Exactly as written, please set down all of the entries again, with no pictures.
**** Available records ****
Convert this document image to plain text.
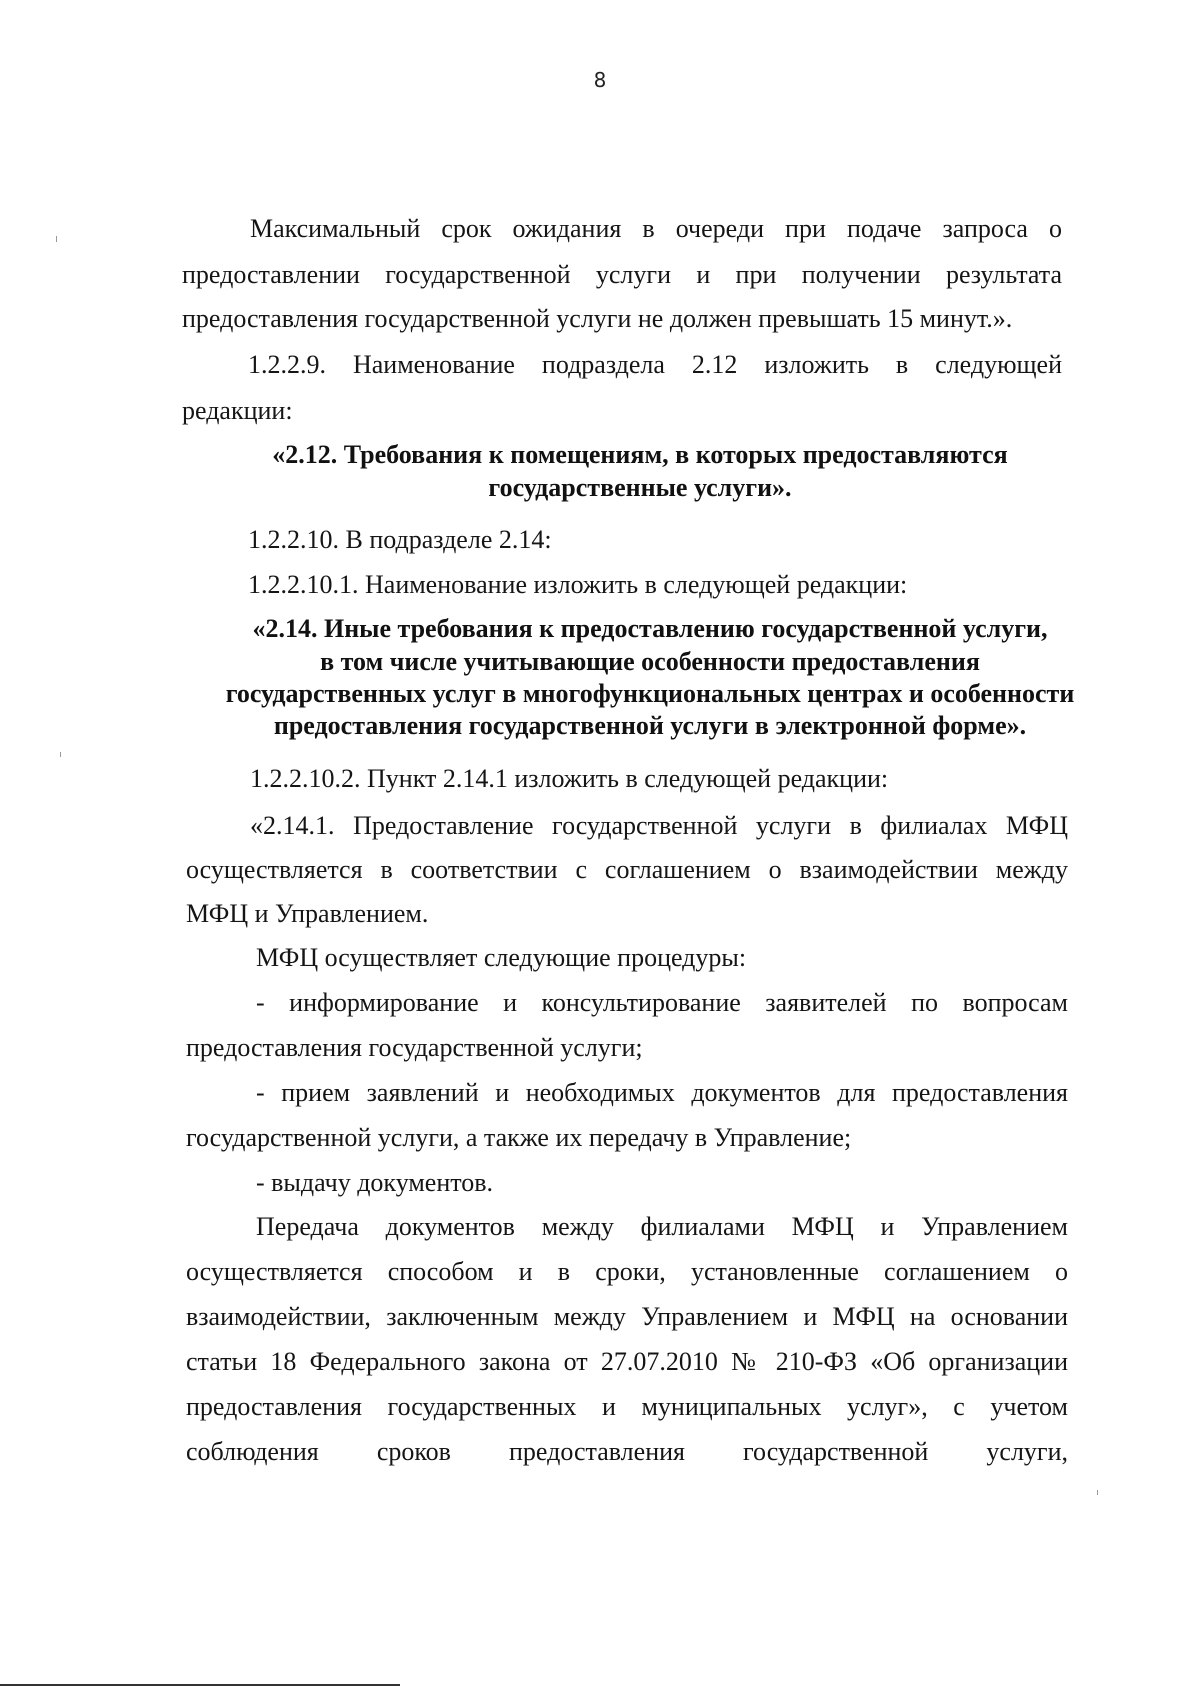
8
Максимальный срок ожидания в очереди при подаче запроса о
предоставлении государственной услуги и при получении результата
предоставления государственной услуги не должен превышать 15 минут.».
1.2.2.9. Наименование подраздела 2.12 изложить в следующей
редакции:
«2.12. Требования к помещениям, в которых предоставляются
государственные услуги».
1.2.2.10. В подразделе 2.14:
1.2.2.10.1. Наименование изложить в следующей редакции:
«2.14. Иные требования к предоставлению государственной услуги,
в том числе учитывающие особенности предоставления
государственных услуг в многофункциональных центрах и особенности
предоставления государственной услуги в электронной форме».
1.2.2.10.2. Пункт 2.14.1 изложить в следующей редакции:
«2.14.1. Предоставление государственной услуги в филиалах МФЦ
осуществляется в соответствии с соглашением о взаимодействии между
МФЦ и Управлением.
МФЦ осуществляет следующие процедуры:
- информирование и консультирование заявителей по вопросам
предоставления государственной услуги;
- прием заявлений и необходимых документов для предоставления
государственной услуги, а также их передачу в Управление;
- выдачу документов.
Передача документов между филиалами МФЦ и Управлением
осуществляется способом и в сроки, установленные соглашением о
взаимодействии, заключенным между Управлением и МФЦ на основании
статьи 18 Федерального закона от 27.07.2010 № 210-ФЗ «Об организации
предоставления государственных и муниципальных услуг», с учетом
соблюдения сроков предоставления государственной услуги,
****
Response to the task:
Convert this document image to plain text.
8
Максимальный срок ожидания в очереди при подаче запроса о
предоставлении государственной услуги и при получении результата
предоставления государственной услуги не должен превышать 15 минут.».
1.2.2.9. Наименование подраздела 2.12 изложить в следующей
редакции:
«2.12. Требования к помещениям, в которых предоставляются
государственные услуги».
1.2.2.10. В подразделе 2.14:
1.2.2.10.1. Наименование изложить в следующей редакции:
«2.14. Иные требования к предоставлению государственной услуги,
в том числе учитывающие особенности предоставления
государственных услуг в многофункциональных центрах и особенности
предоставления государственной услуги в электронной форме».
1.2.2.10.2. Пункт 2.14.1 изложить в следующей редакции:
«2.14.1. Предоставление государственной услуги в филиалах МФЦ
осуществляется в соответствии с соглашением о взаимодействии между
МФЦ и Управлением.
МФЦ осуществляет следующие процедуры:
- информирование и консультирование заявителей по вопросам
предоставления государственной услуги;
- прием заявлений и необходимых документов для предоставления
государственной услуги, а также их передачу в Управление;
- выдачу документов.
Передача документов между филиалами МФЦ и Управлением
осуществляется способом и в сроки, установленные соглашением о
взаимодействии, заключенным между Управлением и МФЦ на основании
статьи 18 Федерального закона от 27.07.2010 № 210-ФЗ «Об организации
предоставления государственных и муниципальных услуг», с учетом
соблюдения сроков предоставления государственной услуги,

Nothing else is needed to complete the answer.